Exercise goal >> Identify each line in the records below that contains the word "CHAIRMAN", and copy it.

Dataset items
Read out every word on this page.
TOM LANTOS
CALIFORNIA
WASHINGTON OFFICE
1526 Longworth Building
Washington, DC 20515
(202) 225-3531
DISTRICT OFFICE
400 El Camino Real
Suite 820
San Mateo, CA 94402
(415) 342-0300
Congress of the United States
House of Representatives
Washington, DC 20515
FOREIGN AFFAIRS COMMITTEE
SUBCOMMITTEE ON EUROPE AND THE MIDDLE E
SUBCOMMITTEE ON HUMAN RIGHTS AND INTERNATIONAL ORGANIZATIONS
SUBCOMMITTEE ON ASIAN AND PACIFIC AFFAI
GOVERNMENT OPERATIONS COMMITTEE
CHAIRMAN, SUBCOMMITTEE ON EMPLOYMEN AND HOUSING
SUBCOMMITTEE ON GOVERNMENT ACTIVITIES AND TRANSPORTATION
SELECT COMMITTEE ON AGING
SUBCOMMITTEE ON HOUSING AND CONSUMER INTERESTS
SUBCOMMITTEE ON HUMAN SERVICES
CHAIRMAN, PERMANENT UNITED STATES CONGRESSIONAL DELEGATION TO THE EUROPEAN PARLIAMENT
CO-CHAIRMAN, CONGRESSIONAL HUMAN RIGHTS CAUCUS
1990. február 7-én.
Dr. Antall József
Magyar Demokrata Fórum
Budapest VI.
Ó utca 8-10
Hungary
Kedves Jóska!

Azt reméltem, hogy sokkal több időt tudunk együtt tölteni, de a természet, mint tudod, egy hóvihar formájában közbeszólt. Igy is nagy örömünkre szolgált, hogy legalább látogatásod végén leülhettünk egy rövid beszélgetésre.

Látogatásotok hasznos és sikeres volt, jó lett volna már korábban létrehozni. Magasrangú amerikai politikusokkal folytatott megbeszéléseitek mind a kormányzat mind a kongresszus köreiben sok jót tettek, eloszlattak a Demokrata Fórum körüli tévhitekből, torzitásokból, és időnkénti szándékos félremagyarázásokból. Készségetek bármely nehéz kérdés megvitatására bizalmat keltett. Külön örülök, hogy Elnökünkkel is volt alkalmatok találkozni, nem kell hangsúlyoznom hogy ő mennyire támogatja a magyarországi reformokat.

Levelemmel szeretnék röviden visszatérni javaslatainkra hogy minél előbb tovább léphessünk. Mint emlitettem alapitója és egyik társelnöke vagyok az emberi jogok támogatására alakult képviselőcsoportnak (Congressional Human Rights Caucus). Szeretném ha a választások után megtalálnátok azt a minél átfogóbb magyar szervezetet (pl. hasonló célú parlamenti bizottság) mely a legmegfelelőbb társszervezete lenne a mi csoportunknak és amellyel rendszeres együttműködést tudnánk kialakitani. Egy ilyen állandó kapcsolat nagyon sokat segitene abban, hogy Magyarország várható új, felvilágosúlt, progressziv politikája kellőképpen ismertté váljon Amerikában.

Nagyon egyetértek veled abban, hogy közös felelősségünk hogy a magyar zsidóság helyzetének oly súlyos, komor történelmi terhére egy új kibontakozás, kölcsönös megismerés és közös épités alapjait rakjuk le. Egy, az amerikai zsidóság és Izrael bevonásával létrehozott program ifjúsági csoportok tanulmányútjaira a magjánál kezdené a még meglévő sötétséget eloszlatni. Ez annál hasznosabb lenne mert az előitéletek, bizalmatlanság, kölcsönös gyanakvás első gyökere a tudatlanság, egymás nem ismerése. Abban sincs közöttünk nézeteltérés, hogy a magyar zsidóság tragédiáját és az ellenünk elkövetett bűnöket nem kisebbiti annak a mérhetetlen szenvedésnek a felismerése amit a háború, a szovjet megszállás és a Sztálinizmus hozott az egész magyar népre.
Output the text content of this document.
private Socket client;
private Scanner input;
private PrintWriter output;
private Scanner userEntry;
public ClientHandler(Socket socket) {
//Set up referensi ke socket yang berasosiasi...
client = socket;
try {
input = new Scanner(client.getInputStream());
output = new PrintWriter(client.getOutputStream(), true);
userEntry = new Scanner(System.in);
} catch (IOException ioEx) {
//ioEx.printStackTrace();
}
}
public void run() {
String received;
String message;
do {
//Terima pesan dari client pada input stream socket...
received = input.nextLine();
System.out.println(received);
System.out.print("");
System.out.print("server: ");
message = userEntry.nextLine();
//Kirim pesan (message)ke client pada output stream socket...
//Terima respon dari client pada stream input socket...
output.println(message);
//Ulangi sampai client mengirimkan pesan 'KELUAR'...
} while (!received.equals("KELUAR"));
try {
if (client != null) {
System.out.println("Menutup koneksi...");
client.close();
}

Exercise answer >>
CHAIRMAN, SUBCOMMITTEE ON EMPLOYMEN AND HOUSING
CHAIRMAN, PERMANENT UNITED STATES CONGRESSIONAL DELEGATION TO THE EUROPEAN PARLIAMENT
CO-CHAIRMAN, CONGRESSIONAL HUMAN RIGHTS CAUCUS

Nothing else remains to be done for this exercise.